>> Start Data
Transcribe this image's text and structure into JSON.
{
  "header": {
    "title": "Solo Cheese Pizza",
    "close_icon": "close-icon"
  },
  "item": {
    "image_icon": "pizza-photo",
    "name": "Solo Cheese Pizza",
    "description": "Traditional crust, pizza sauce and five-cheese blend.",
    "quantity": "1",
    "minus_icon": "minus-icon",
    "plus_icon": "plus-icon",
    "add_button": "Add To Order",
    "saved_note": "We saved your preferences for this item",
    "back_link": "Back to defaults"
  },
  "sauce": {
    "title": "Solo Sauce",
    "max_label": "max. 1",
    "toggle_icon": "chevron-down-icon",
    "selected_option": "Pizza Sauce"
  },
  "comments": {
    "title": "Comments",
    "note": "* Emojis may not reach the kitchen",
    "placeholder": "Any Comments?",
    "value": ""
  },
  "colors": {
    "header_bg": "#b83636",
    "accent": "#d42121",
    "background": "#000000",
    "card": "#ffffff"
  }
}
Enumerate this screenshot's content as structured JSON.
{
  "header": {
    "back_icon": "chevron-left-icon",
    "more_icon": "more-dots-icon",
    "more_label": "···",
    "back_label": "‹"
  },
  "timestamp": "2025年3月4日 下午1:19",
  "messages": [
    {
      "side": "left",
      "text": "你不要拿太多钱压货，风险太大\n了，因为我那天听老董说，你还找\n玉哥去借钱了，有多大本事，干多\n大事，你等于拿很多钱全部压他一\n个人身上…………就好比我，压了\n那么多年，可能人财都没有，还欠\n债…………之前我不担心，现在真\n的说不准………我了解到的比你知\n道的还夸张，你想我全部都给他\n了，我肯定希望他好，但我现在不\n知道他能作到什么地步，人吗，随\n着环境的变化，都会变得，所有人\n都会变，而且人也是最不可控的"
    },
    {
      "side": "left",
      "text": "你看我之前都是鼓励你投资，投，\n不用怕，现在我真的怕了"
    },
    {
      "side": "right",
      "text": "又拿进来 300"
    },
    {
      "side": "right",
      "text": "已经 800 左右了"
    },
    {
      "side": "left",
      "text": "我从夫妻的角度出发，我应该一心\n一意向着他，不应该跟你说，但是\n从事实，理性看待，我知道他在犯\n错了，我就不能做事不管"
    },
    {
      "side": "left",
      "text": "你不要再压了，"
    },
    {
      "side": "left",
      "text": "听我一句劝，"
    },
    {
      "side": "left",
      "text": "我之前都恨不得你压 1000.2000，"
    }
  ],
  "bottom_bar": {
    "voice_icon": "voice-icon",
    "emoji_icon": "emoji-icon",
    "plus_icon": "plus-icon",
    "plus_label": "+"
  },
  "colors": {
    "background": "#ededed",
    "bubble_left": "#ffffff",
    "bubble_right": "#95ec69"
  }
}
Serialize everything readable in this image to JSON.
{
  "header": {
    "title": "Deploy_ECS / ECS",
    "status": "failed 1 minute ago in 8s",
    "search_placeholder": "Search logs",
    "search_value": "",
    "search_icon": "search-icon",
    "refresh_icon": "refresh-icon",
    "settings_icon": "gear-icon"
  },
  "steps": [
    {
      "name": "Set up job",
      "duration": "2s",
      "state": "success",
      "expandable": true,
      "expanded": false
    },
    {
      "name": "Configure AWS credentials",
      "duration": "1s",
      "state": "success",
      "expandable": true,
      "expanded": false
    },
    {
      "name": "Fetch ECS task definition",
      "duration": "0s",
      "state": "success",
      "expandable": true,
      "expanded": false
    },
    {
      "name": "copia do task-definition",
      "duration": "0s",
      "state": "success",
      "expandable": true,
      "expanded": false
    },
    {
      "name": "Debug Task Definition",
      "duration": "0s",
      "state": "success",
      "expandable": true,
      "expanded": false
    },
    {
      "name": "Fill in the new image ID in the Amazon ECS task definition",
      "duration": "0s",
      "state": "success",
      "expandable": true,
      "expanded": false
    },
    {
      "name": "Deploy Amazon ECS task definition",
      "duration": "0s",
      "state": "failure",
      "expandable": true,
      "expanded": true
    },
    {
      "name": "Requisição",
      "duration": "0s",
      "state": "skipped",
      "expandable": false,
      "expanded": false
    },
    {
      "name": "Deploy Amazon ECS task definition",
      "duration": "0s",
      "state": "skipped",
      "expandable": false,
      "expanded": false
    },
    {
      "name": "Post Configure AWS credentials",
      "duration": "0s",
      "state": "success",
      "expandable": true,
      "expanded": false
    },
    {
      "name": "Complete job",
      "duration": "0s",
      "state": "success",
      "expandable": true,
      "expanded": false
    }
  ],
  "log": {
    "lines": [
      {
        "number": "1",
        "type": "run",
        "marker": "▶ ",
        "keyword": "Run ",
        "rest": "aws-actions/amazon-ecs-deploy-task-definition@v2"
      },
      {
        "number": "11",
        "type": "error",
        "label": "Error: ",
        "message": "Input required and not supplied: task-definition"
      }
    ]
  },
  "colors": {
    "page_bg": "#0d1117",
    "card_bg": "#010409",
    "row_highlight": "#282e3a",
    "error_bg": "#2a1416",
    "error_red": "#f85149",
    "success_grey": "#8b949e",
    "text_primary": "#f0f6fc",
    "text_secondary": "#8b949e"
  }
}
>> End Data
▸ What the exercise asks: State how many lines of the records above contain the word "chevron", giving only that number.

▸ Correct response: 2